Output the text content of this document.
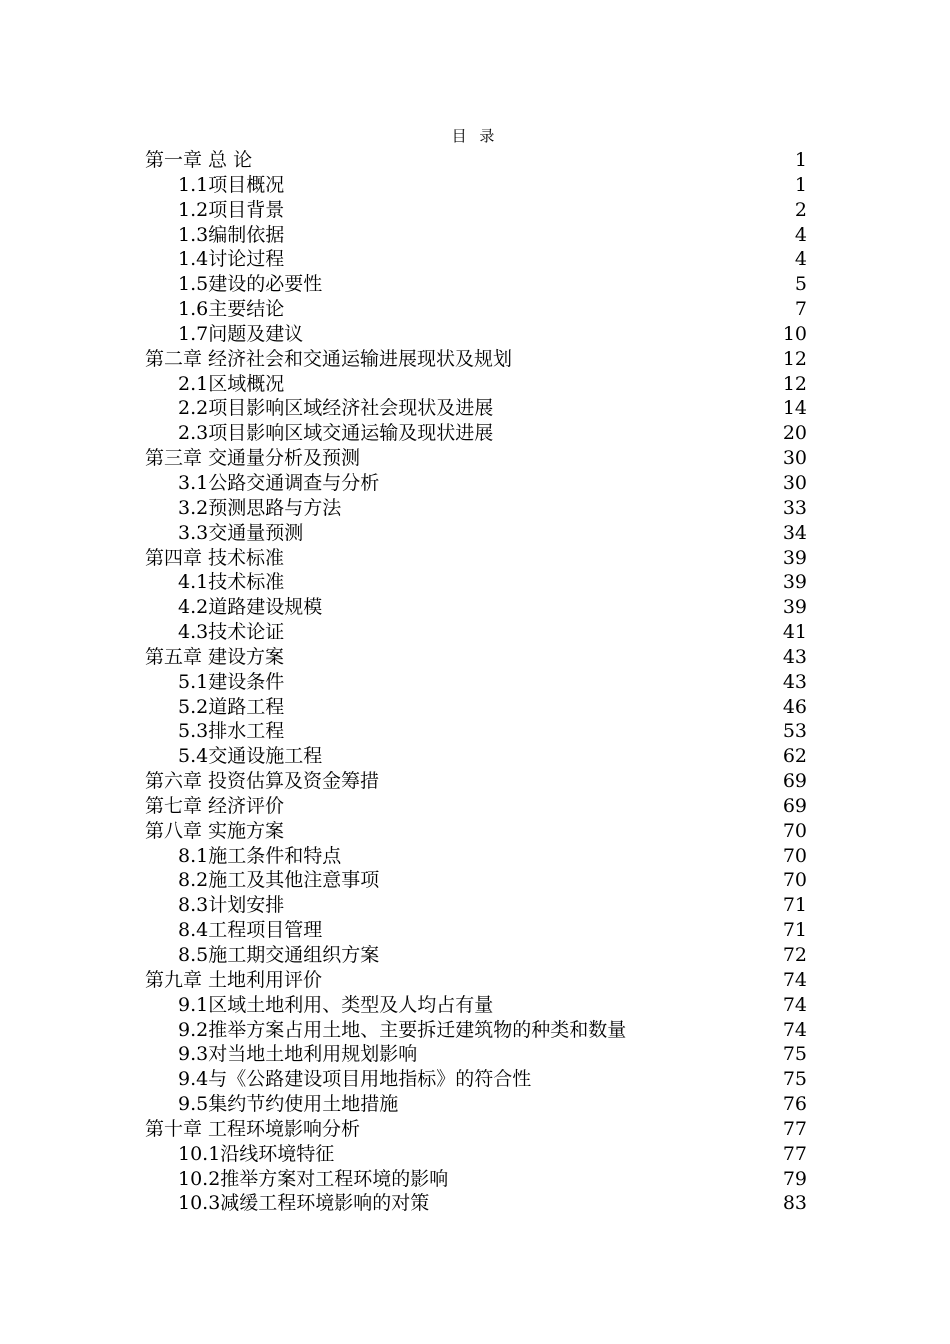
目 录
第一章 总 论	1
1.1项目概况	1
1.2项目背景	2
1.3编制依据	4
1.4讨论过程	4
1.5建设的必要性	5
1.6主要结论	7
1.7问题及建议	10
第二章 经济社会和交通运输进展现状及规划	12
2.1区域概况	12
2.2项目影响区域经济社会现状及进展	14
2.3项目影响区域交通运输及现状进展	20
第三章 交通量分析及预测	30
3.1公路交通调查与分析	30
3.2预测思路与方法	33
3.3交通量预测	34
第四章 技术标准	39
4.1技术标准	39
4.2道路建设规模	39
4.3技术论证	41
第五章 建设方案	43
5.1建设条件	43
5.2道路工程	46
5.3排水工程	53
5.4交通设施工程	62
第六章 投资估算及资金筹措	69
第七章 经济评价	69
第八章 实施方案	70
8.1施工条件和特点	70
8.2施工及其他注意事项	70
8.3计划安排	71
8.4工程项目管理	71
8.5施工期交通组织方案	72
第九章 土地利用评价	74
9.1区域土地利用、类型及人均占有量	74
9.2推举方案占用土地、主要拆迁建筑物的种类和数量	74
9.3对当地土地利用规划影响	75
9.4与《公路建设项目用地指标》的符合性	75
9.5集约节约使用土地措施	76
第十章 工程环境影响分析	77
10.1沿线环境特征	77
10.2推举方案对工程环境的影响	79
10.3减缓工程环境影响的对策	83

★ ★ ★ ★ ★

# TASK OBJECTIVE:
Apart from the pictures, the entries above are to be repeated in full and exactly.

# TASK OUTPUT:
Output the text content of this document.
目 录
第一章 总 论	1
1.1项目概况	1
1.2项目背景	2
1.3编制依据	4
1.4讨论过程	4
1.5建设的必要性	5
1.6主要结论	7
1.7问题及建议	10
第二章 经济社会和交通运输进展现状及规划	12
2.1区域概况	12
2.2项目影响区域经济社会现状及进展	14
2.3项目影响区域交通运输及现状进展	20
第三章 交通量分析及预测	30
3.1公路交通调查与分析	30
3.2预测思路与方法	33
3.3交通量预测	34
第四章 技术标准	39
4.1技术标准	39
4.2道路建设规模	39
4.3技术论证	41
第五章 建设方案	43
5.1建设条件	43
5.2道路工程	46
5.3排水工程	53
5.4交通设施工程	62
第六章 投资估算及资金筹措	69
第七章 经济评价	69
第八章 实施方案	70
8.1施工条件和特点	70
8.2施工及其他注意事项	70
8.3计划安排	71
8.4工程项目管理	71
8.5施工期交通组织方案	72
第九章 土地利用评价	74
9.1区域土地利用、类型及人均占有量	74
9.2推举方案占用土地、主要拆迁建筑物的种类和数量	74
9.3对当地土地利用规划影响	75
9.4与《公路建设项目用地指标》的符合性	75
9.5集约节约使用土地措施	76
第十章 工程环境影响分析	77
10.1沿线环境特征	77
10.2推举方案对工程环境的影响	79
10.3减缓工程环境影响的对策	83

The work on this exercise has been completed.